- WRITTEN PROBLEM
Give back exactly the lines starting at the one with "What text is on this page?" and ending at the last line of the data below. Pictures are not part of the copy.

- EXCERPTED DATA
------------------------------------

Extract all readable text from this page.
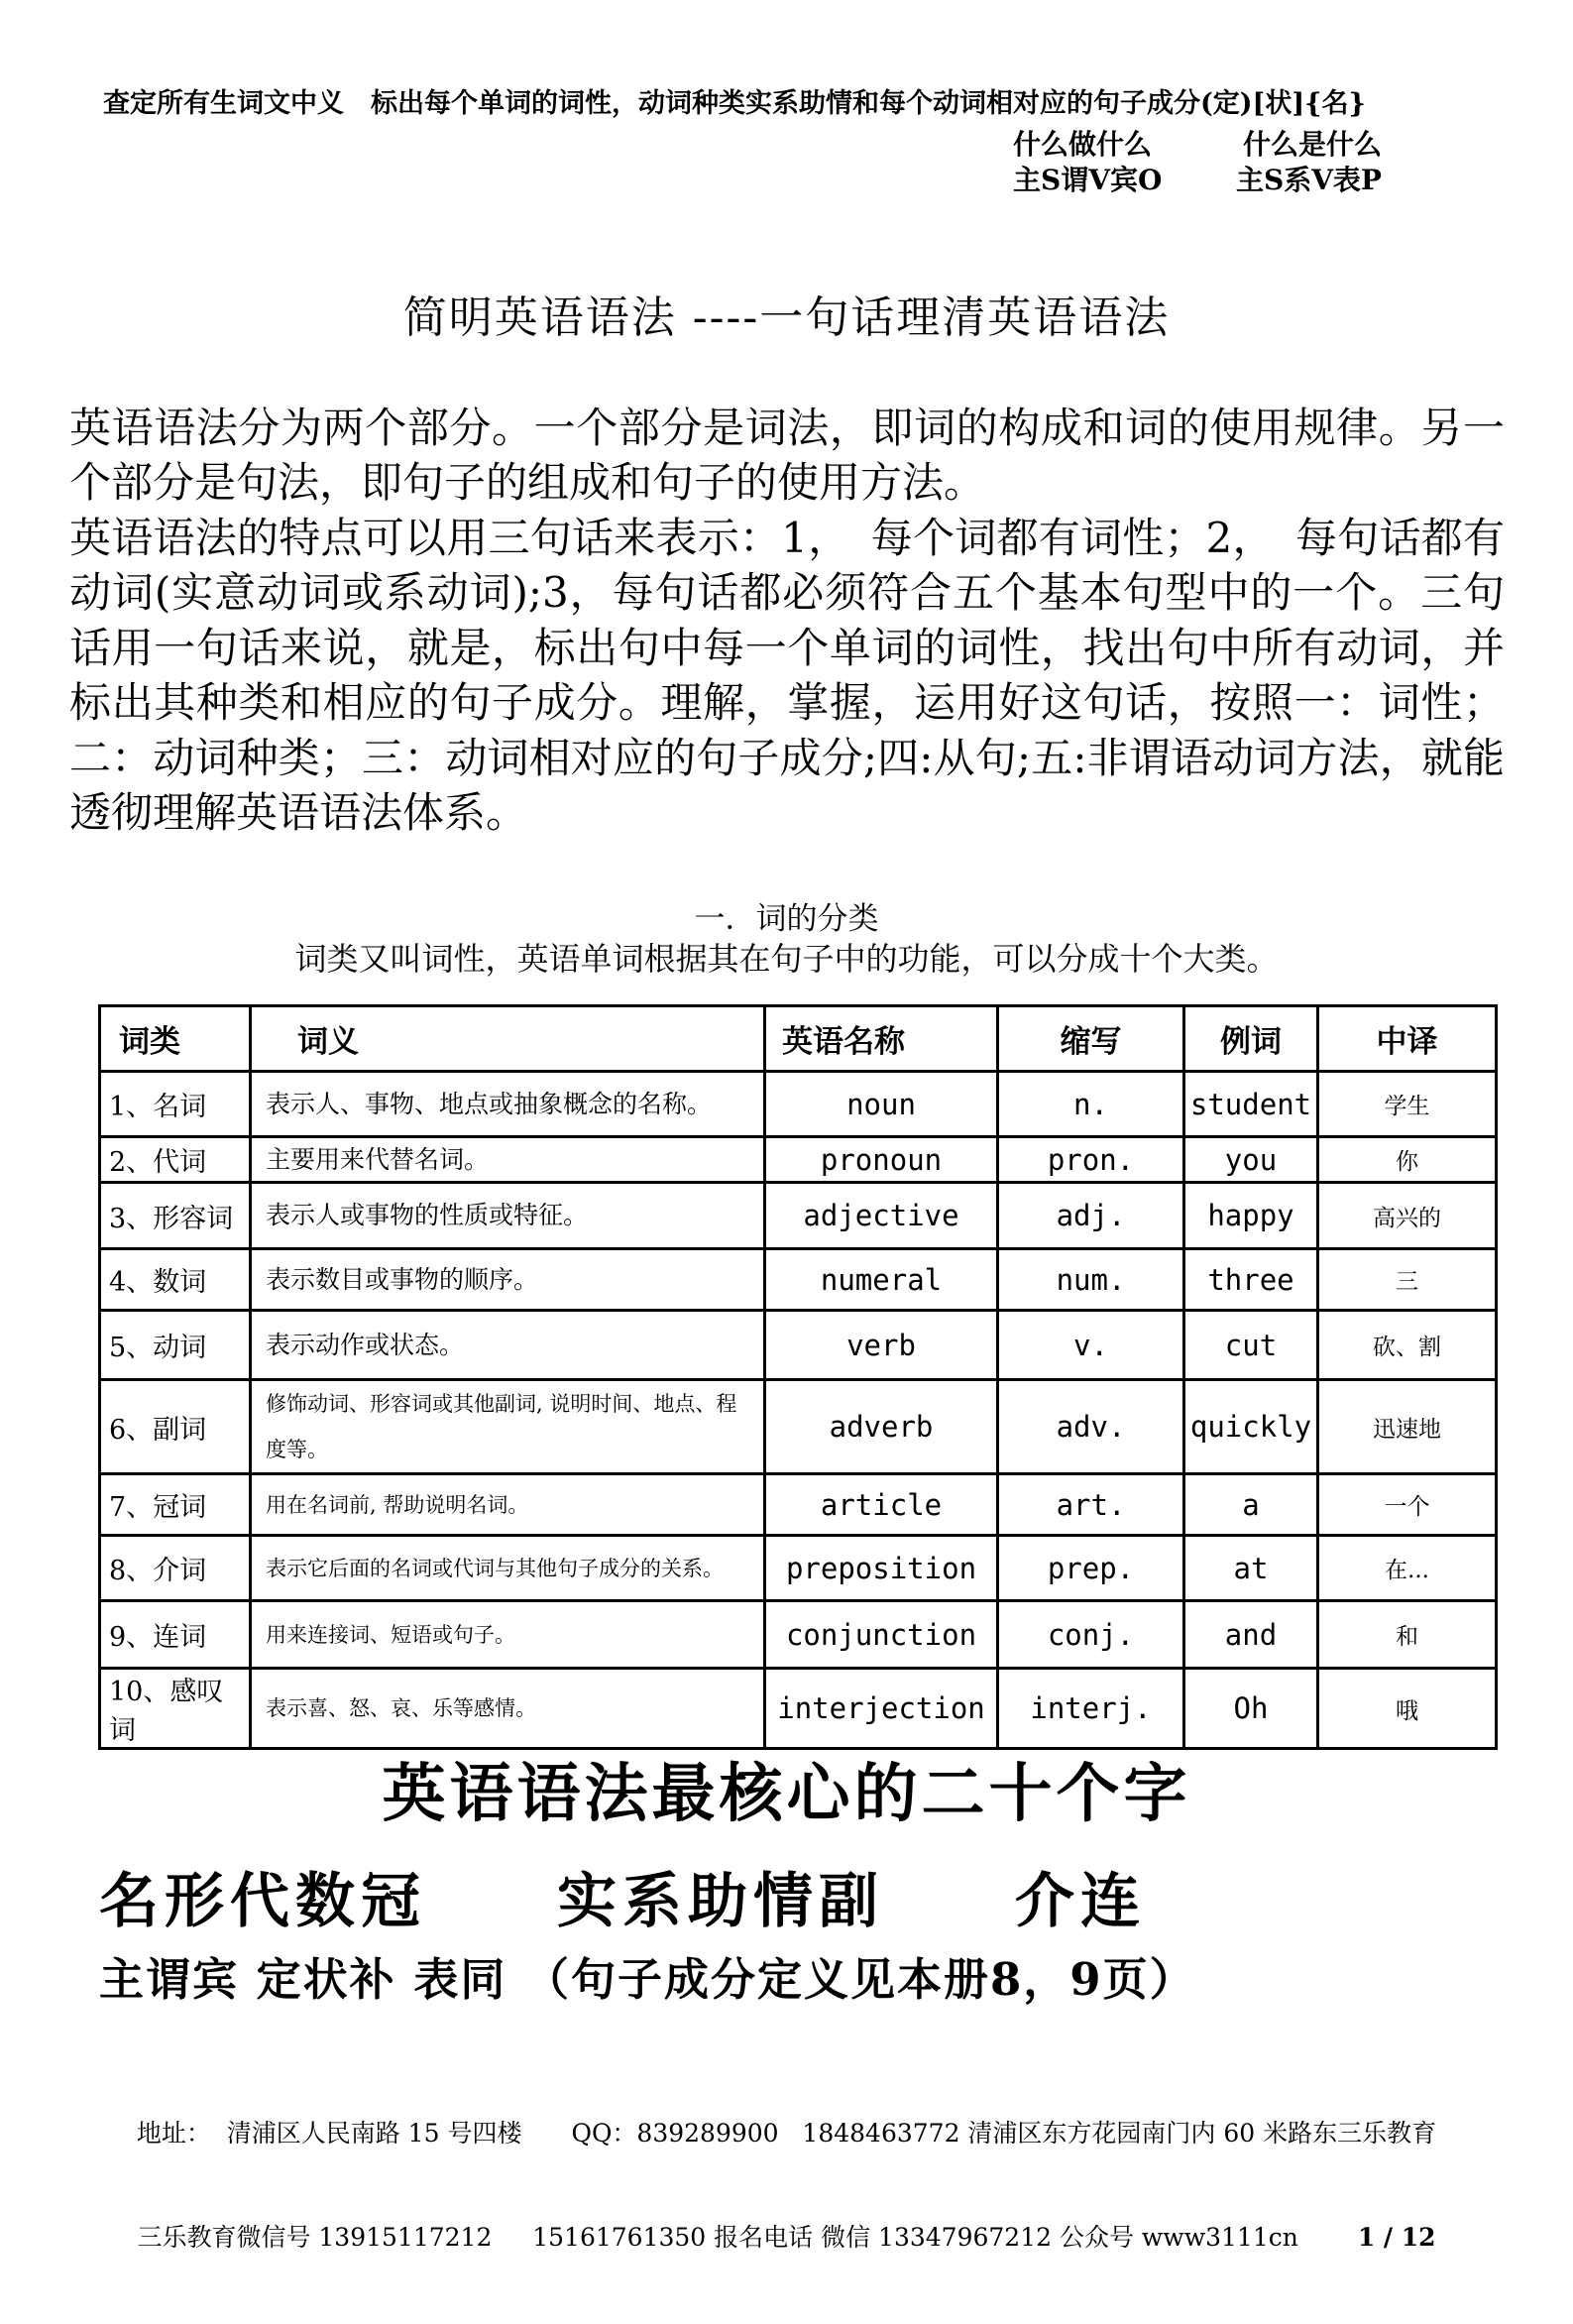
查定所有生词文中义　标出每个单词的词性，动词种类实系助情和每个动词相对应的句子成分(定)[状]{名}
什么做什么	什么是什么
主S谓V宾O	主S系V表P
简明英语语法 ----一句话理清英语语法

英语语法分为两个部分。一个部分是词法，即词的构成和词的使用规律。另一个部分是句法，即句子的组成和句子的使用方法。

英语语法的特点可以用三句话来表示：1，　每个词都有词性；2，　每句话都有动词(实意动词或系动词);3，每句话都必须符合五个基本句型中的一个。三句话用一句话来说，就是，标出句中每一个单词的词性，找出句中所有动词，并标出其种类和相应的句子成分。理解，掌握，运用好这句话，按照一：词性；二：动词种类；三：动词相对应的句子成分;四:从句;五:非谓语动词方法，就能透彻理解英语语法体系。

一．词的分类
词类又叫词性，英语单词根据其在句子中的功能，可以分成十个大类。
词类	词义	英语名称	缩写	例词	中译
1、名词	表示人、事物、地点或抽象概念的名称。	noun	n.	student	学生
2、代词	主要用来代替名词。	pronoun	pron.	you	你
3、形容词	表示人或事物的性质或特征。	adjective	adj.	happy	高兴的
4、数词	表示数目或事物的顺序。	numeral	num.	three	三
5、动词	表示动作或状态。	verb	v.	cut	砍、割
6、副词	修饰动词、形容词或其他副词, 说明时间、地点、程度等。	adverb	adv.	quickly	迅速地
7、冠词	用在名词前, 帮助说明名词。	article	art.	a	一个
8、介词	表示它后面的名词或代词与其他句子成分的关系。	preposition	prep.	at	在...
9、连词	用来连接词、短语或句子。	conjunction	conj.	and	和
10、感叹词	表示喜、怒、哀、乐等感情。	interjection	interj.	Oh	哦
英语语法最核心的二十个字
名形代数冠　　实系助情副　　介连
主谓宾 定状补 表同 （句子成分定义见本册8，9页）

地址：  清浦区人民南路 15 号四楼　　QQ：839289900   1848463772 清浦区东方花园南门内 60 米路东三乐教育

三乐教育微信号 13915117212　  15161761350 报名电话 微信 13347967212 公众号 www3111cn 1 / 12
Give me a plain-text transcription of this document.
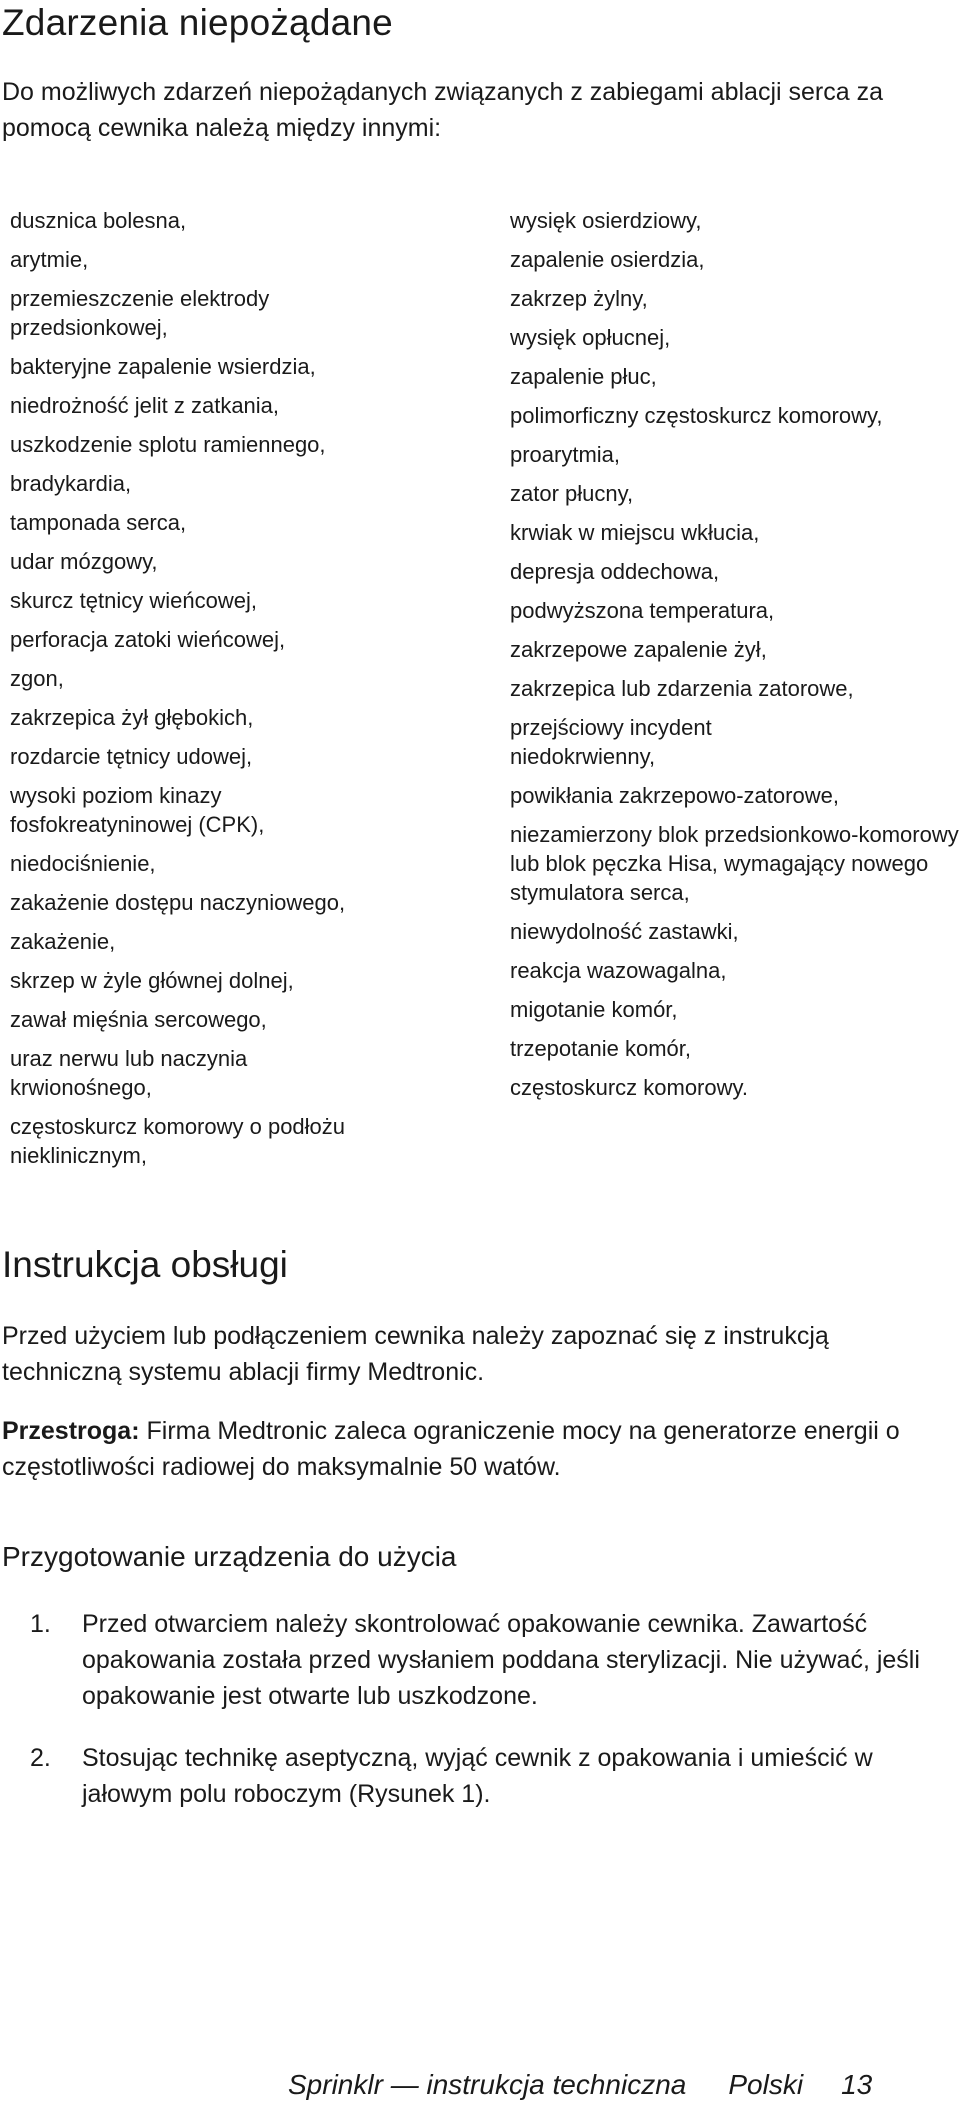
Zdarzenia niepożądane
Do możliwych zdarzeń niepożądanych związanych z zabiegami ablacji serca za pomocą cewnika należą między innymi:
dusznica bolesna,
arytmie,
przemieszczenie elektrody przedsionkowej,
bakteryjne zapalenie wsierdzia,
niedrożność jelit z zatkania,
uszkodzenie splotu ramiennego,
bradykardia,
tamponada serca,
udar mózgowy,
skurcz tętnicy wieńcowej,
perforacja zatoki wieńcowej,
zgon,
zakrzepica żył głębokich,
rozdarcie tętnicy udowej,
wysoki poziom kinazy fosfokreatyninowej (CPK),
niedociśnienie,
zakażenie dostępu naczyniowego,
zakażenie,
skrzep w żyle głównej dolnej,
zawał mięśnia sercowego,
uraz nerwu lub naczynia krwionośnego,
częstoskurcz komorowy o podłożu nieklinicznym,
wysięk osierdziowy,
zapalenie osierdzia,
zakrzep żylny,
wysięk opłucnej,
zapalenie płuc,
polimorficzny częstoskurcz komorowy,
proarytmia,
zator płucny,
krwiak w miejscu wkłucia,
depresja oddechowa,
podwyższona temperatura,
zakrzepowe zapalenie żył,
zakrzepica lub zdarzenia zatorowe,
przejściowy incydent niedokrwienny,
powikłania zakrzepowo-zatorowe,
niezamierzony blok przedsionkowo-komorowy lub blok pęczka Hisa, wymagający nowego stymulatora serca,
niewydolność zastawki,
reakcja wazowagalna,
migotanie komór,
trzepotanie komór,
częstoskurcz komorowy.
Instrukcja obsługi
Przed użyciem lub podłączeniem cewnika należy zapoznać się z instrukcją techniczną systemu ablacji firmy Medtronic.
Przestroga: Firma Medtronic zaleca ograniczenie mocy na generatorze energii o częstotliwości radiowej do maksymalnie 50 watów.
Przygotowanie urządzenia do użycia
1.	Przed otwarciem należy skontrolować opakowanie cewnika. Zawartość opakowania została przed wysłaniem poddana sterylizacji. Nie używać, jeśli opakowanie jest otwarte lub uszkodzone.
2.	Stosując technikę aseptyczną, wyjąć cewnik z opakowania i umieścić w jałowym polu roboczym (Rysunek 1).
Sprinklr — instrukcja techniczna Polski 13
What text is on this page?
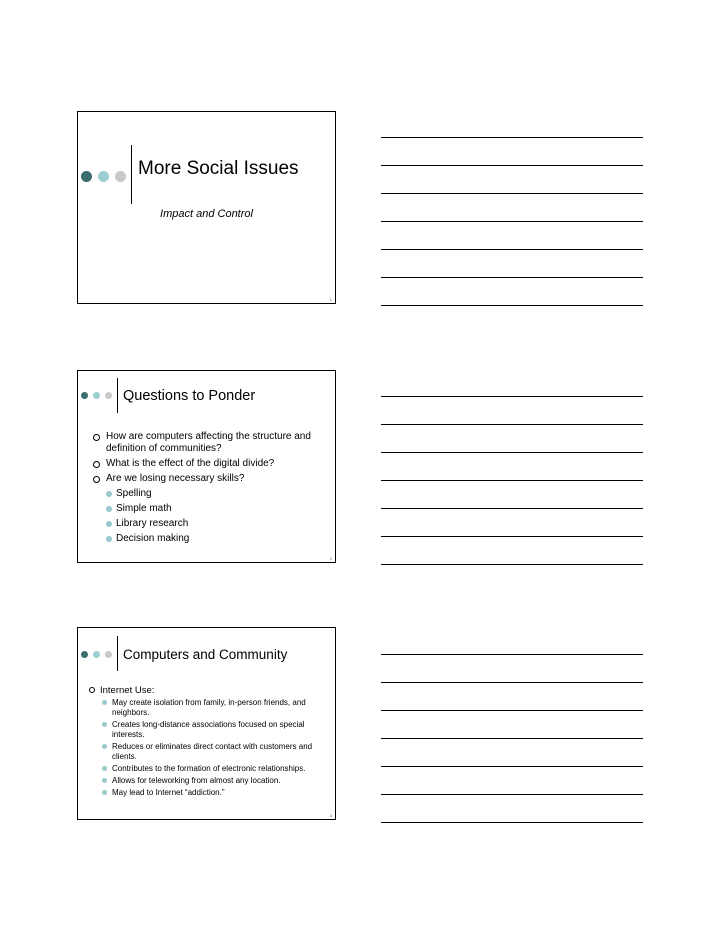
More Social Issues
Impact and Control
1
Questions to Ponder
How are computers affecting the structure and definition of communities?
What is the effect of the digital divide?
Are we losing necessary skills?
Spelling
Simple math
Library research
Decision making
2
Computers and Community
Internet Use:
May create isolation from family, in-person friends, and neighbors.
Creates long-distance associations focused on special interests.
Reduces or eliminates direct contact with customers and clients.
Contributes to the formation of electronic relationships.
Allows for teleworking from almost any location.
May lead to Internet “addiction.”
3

------------------------------------

- RESULT FOR THIS EXERCISE
What text is on this page?
More Social Issues
Impact and Control
1
Questions to Ponder
How are computers affecting the structure and definition of communities?
What is the effect of the digital divide?
Are we losing necessary skills?
Spelling
Simple math
Library research
Decision making
2
Computers and Community
Internet Use:
May create isolation from family, in-person friends, and neighbors.
Creates long-distance associations focused on special interests.
Reduces or eliminates direct contact with customers and clients.
Contributes to the formation of electronic relationships.
Allows for teleworking from almost any location.
May lead to Internet “addiction.”
3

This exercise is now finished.